# TASK PROMPT
The entries below are to be repeated exactly as they stand.

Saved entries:
··········

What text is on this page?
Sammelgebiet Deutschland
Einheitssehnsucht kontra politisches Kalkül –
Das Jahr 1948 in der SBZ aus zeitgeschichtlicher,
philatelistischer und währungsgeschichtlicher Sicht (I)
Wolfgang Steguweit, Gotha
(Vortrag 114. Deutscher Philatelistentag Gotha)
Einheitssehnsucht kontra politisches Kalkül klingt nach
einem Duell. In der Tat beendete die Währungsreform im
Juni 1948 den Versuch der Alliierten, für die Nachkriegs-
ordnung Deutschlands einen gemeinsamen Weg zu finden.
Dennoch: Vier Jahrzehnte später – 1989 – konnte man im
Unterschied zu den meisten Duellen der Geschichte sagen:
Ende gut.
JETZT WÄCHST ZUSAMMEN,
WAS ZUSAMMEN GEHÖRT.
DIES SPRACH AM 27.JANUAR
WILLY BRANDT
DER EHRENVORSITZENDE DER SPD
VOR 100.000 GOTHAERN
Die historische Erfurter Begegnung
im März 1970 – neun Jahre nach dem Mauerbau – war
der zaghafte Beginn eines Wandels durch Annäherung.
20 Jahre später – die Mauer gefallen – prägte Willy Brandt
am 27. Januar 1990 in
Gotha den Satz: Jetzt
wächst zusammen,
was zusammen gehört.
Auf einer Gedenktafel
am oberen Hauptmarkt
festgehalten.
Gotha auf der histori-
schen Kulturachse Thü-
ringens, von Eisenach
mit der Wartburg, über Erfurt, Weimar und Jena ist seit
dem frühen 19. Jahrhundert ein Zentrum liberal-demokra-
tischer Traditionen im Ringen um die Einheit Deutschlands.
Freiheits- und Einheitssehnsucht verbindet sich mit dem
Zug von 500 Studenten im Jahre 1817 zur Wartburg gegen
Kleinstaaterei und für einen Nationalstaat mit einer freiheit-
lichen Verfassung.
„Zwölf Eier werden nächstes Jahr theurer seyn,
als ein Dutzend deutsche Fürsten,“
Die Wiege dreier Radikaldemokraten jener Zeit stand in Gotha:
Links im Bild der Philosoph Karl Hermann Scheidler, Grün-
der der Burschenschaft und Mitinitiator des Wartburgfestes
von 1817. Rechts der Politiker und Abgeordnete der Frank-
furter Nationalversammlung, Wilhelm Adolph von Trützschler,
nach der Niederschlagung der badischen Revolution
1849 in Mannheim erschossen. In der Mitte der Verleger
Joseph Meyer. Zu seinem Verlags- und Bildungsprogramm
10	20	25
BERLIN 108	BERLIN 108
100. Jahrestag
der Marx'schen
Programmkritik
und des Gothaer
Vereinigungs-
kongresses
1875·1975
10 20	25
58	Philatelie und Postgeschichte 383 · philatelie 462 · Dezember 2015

··········

# REPLY
What text is on this page?
Sammelgebiet Deutschland
Einheitssehnsucht kontra politisches Kalkül –
Das Jahr 1948 in der SBZ aus zeitgeschichtlicher,
philatelistischer und währungsgeschichtlicher Sicht (I)
Wolfgang Steguweit, Gotha
(Vortrag 114. Deutscher Philatelistentag Gotha)
Einheitssehnsucht kontra politisches Kalkül klingt nach
einem Duell. In der Tat beendete die Währungsreform im
Juni 1948 den Versuch der Alliierten, für die Nachkriegs-
ordnung Deutschlands einen gemeinsamen Weg zu finden.
Dennoch: Vier Jahrzehnte später – 1989 – konnte man im
Unterschied zu den meisten Duellen der Geschichte sagen:
Ende gut.
JETZT WÄCHST ZUSAMMEN,
WAS ZUSAMMEN GEHÖRT.
DIES SPRACH AM 27.JANUAR
WILLY BRANDT
DER EHRENVORSITZENDE DER SPD
VOR 100.000 GOTHAERN
Die historische Erfurter Begegnung
im März 1970 – neun Jahre nach dem Mauerbau – war
der zaghafte Beginn eines Wandels durch Annäherung.
20 Jahre später – die Mauer gefallen – prägte Willy Brandt
am 27. Januar 1990 in
Gotha den Satz: Jetzt
wächst zusammen,
was zusammen gehört.
Auf einer Gedenktafel
am oberen Hauptmarkt
festgehalten.
Gotha auf der histori-
schen Kulturachse Thü-
ringens, von Eisenach
mit der Wartburg, über Erfurt, Weimar und Jena ist seit
dem frühen 19. Jahrhundert ein Zentrum liberal-demokra-
tischer Traditionen im Ringen um die Einheit Deutschlands.
Freiheits- und Einheitssehnsucht verbindet sich mit dem
Zug von 500 Studenten im Jahre 1817 zur Wartburg gegen
Kleinstaaterei und für einen Nationalstaat mit einer freiheit-
lichen Verfassung.
„Zwölf Eier werden nächstes Jahr theurer seyn,
als ein Dutzend deutsche Fürsten,“
Die Wiege dreier Radikaldemokraten jener Zeit stand in Gotha:
Links im Bild der Philosoph Karl Hermann Scheidler, Grün-
der der Burschenschaft und Mitinitiator des Wartburgfestes
von 1817. Rechts der Politiker und Abgeordnete der Frank-
furter Nationalversammlung, Wilhelm Adolph von Trützschler,
nach der Niederschlagung der badischen Revolution
1849 in Mannheim erschossen. In der Mitte der Verleger
Joseph Meyer. Zu seinem Verlags- und Bildungsprogramm
10	20	25
BERLIN 108	BERLIN 108
100. Jahrestag
der Marx'schen
Programmkritik
und des Gothaer
Vereinigungs-
kongresses
1875·1975
10 20	25
58	Philatelie und Postgeschichte 383 · philatelie 462 · Dezember 2015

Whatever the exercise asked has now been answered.